## begin Data supplied

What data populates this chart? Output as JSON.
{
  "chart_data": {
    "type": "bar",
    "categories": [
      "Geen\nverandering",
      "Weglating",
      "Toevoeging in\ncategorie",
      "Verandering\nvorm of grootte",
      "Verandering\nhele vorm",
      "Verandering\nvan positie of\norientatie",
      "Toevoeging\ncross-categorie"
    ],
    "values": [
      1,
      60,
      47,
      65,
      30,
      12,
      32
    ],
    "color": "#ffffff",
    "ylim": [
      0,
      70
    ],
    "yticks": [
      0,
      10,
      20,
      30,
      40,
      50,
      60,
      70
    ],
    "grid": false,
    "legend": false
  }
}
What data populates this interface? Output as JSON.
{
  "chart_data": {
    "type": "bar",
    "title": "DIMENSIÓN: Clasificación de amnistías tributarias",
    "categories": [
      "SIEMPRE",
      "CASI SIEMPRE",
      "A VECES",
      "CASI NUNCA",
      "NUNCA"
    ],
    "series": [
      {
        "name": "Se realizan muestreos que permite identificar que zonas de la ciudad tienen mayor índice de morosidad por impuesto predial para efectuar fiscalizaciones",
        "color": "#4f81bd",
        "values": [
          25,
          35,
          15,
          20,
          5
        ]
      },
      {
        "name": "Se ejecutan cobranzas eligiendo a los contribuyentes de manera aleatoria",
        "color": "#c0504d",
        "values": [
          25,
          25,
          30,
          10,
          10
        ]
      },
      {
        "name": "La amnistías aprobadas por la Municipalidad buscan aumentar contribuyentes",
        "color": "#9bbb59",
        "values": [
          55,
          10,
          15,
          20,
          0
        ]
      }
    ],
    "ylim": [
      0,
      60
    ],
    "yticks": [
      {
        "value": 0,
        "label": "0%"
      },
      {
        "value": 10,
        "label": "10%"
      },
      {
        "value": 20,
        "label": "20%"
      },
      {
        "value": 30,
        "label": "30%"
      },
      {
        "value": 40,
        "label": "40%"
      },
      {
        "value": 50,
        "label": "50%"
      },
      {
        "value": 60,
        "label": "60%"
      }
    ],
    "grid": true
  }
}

## end Data supplied

Please repeat the material above, word for word and in full.

# [Task response]
What data populates this chart? Output as JSON.
{
  "chart_data": {
    "type": "bar",
    "categories": [
      "Geen\nverandering",
      "Weglating",
      "Toevoeging in\ncategorie",
      "Verandering\nvorm of grootte",
      "Verandering\nhele vorm",
      "Verandering\nvan positie of\norientatie",
      "Toevoeging\ncross-categorie"
    ],
    "values": [
      1,
      60,
      47,
      65,
      30,
      12,
      32
    ],
    "color": "#ffffff",
    "ylim": [
      0,
      70
    ],
    "yticks": [
      0,
      10,
      20,
      30,
      40,
      50,
      60,
      70
    ],
    "grid": false,
    "legend": false
  }
}
What data populates this interface? Output as JSON.
{
  "chart_data": {
    "type": "bar",
    "title": "DIMENSIÓN: Clasificación de amnistías tributarias",
    "categories": [
      "SIEMPRE",
      "CASI SIEMPRE",
      "A VECES",
      "CASI NUNCA",
      "NUNCA"
    ],
    "series": [
      {
        "name": "Se realizan muestreos que permite identificar que zonas de la ciudad tienen mayor índice de morosidad por impuesto predial para efectuar fiscalizaciones",
        "color": "#4f81bd",
        "values": [
          25,
          35,
          15,
          20,
          5
        ]
      },
      {
        "name": "Se ejecutan cobranzas eligiendo a los contribuyentes de manera aleatoria",
        "color": "#c0504d",
        "values": [
          25,
          25,
          30,
          10,
          10
        ]
      },
      {
        "name": "La amnistías aprobadas por la Municipalidad buscan aumentar contribuyentes",
        "color": "#9bbb59",
        "values": [
          55,
          10,
          15,
          20,
          0
        ]
      }
    ],
    "ylim": [
      0,
      60
    ],
    "yticks": [
      {
        "value": 0,
        "label": "0%"
      },
      {
        "value": 10,
        "label": "10%"
      },
      {
        "value": 20,
        "label": "20%"
      },
      {
        "value": 30,
        "label": "30%"
      },
      {
        "value": 40,
        "label": "40%"
      },
      {
        "value": 50,
        "label": "50%"
      },
      {
        "value": 60,
        "label": "60%"
      }
    ],
    "grid": true
  }
}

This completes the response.